(THE PROBLEM) How many of the lines below hold the word "Corruption"? Answer only with the number.

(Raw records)
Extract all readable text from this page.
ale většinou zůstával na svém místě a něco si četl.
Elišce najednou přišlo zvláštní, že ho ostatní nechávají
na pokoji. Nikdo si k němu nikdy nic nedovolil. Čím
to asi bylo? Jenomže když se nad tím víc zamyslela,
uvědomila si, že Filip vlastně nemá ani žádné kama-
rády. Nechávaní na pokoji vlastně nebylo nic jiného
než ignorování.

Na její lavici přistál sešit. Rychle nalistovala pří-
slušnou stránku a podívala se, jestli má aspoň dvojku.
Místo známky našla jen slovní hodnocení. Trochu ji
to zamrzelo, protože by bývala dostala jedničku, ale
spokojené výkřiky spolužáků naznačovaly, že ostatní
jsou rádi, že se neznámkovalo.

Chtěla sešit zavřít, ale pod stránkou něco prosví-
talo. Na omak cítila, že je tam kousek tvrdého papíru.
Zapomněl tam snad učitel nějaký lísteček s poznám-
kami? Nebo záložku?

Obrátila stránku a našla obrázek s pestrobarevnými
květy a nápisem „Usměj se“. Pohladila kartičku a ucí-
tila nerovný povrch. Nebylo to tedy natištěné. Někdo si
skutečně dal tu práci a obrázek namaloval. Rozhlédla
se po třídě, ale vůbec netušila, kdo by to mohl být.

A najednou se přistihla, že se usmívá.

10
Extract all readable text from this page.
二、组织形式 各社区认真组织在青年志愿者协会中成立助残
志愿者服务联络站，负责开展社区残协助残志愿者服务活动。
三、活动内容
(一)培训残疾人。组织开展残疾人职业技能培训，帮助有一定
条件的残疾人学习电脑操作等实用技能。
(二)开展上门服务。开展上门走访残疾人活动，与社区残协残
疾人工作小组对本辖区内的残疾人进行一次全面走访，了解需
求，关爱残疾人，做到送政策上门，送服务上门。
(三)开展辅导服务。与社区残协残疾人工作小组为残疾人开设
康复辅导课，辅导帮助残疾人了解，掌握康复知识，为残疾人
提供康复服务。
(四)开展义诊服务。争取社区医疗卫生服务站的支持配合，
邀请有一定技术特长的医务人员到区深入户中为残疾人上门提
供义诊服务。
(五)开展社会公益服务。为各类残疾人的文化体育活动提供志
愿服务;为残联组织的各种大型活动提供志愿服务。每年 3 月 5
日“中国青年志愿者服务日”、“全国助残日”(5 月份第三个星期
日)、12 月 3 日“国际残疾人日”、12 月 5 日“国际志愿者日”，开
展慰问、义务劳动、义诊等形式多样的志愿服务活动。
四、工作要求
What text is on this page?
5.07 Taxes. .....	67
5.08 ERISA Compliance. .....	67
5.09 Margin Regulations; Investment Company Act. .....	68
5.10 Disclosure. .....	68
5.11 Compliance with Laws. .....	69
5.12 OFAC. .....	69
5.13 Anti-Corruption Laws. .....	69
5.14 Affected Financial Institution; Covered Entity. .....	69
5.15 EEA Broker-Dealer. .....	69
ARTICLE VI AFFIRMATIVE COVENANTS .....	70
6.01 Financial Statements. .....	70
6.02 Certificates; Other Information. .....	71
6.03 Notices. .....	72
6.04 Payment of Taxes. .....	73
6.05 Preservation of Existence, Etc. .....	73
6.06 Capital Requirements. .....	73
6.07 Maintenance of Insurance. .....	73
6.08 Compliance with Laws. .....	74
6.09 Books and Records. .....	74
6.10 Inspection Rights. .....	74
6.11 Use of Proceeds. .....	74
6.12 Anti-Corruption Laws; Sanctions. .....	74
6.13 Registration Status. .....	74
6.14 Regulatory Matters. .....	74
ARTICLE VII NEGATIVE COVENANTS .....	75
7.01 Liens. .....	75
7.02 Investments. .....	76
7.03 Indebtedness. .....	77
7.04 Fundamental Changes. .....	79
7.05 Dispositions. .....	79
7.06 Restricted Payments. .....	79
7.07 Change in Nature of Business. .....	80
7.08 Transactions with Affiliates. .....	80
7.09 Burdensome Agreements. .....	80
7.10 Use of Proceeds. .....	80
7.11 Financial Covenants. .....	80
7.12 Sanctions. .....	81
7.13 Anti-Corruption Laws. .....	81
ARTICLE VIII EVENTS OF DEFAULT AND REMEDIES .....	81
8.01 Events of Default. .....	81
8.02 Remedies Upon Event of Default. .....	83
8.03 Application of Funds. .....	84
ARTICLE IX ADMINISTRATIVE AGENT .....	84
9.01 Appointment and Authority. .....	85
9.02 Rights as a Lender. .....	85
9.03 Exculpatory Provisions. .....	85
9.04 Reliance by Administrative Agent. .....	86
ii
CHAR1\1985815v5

(RESPONSE FOR THIS EXERCISE) 3